[Stored items]
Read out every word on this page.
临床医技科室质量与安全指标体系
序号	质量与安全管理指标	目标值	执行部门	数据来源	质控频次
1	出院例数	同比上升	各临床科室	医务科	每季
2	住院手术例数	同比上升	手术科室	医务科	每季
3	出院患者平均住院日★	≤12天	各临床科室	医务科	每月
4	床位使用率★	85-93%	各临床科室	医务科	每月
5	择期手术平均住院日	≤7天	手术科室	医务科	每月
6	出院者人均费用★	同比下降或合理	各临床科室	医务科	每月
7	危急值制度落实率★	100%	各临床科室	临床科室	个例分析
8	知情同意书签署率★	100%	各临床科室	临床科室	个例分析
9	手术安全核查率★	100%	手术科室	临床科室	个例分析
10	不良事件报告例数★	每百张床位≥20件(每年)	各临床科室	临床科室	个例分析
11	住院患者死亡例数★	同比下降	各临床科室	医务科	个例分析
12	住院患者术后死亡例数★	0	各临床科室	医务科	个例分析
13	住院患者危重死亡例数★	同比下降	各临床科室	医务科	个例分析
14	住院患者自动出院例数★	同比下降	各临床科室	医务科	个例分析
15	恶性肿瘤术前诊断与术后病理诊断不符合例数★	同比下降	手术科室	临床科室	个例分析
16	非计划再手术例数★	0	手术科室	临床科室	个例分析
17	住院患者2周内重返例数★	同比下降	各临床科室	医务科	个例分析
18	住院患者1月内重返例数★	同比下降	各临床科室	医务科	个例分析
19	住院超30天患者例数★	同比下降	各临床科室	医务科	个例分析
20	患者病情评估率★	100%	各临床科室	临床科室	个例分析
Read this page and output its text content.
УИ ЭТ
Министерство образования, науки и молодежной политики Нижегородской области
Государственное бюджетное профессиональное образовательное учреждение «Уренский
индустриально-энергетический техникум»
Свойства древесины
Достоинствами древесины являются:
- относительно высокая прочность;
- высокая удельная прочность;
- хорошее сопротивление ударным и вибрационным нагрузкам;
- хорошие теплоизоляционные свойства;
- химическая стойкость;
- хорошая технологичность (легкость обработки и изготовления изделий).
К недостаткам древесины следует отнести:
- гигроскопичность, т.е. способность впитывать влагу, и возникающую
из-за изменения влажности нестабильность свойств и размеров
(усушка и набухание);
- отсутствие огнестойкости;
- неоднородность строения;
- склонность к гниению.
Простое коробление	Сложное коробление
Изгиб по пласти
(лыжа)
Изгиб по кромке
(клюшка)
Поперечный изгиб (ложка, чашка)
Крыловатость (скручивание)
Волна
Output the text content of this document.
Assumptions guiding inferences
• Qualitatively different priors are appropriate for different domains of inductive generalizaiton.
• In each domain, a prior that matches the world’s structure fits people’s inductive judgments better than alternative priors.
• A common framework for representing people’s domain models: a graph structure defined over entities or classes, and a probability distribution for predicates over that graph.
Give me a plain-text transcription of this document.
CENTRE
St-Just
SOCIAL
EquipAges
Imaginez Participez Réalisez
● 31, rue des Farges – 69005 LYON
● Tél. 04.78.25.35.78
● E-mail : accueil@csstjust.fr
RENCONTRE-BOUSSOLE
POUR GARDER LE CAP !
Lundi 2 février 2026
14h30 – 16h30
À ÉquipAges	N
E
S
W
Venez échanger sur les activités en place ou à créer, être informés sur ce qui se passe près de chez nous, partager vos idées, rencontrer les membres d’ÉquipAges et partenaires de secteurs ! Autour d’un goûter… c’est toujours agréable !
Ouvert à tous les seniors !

WHAT TO PRODUCE
Count the lines of the data that contain the string "同比上升", and reply with that number alone.

RESULT FOR THIS EXERCISE
2